GIVEN TASK
Reproduce the entries word for word, and omit any picture you find in them.

Stored data:
%%
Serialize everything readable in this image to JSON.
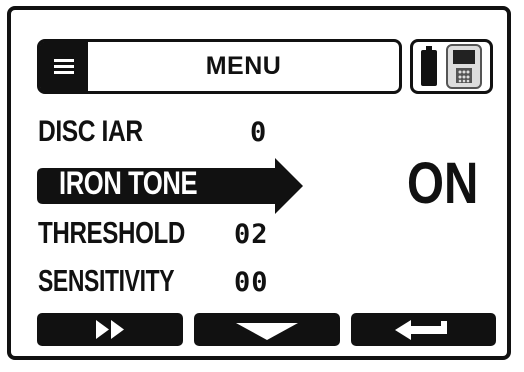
{
  "header": {
    "menu_icon": "hamburger-menu-icon",
    "title": "MENU",
    "device_icon": "battery-and-detector-icon"
  },
  "menu_items": [
    {
      "label": "DISC IAR",
      "value": "0"
    },
    {
      "label": "IRON TONE",
      "selected": true
    },
    {
      "label": "THRESHOLD",
      "value": "02"
    },
    {
      "label": "SENSITIVITY",
      "value": "00"
    }
  ],
  "selected_value": "ON",
  "softkeys": [
    {
      "icon": "fast-forward-icon"
    },
    {
      "icon": "down-arrow-icon"
    },
    {
      "icon": "back-return-icon"
    }
  ],
  "colors": {
    "foreground": "#111111",
    "background": "#ffffff"
  }
}
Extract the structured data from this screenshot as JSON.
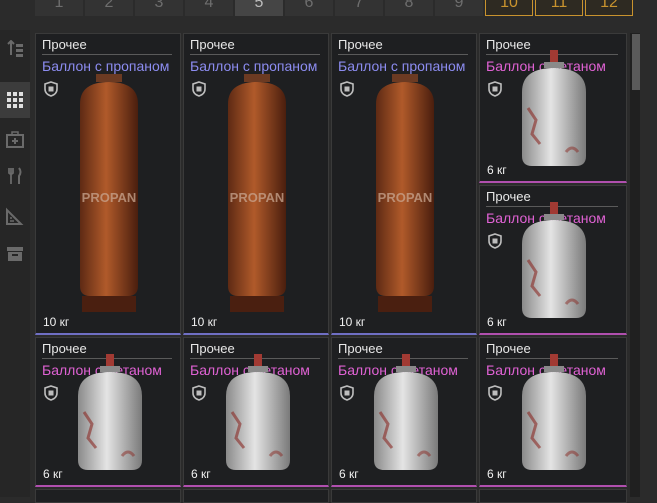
%%
COMPLETE OUTPUT
Serialize everything readable in this image to JSON.
{
  "header": {
    "menu_icon": "hamburger-menu-icon",
    "title": "MENU",
    "device_icon": "battery-and-detector-icon"
  },
  "menu_items": [
    {
      "label": "DISC IAR",
      "value": "0"
    },
    {
      "label": "IRON TONE",
      "selected": true
    },
    {
      "label": "THRESHOLD",
      "value": "02"
    },
    {
      "label": "SENSITIVITY",
      "value": "00"
    }
  ],
  "selected_value": "ON",
  "softkeys": [
    {
      "icon": "fast-forward-icon"
    },
    {
      "icon": "down-arrow-icon"
    },
    {
      "icon": "back-return-icon"
    }
  ],
  "colors": {
    "foreground": "#111111",
    "background": "#ffffff"
  }
}
Extract the structured data from this screenshot as JSON.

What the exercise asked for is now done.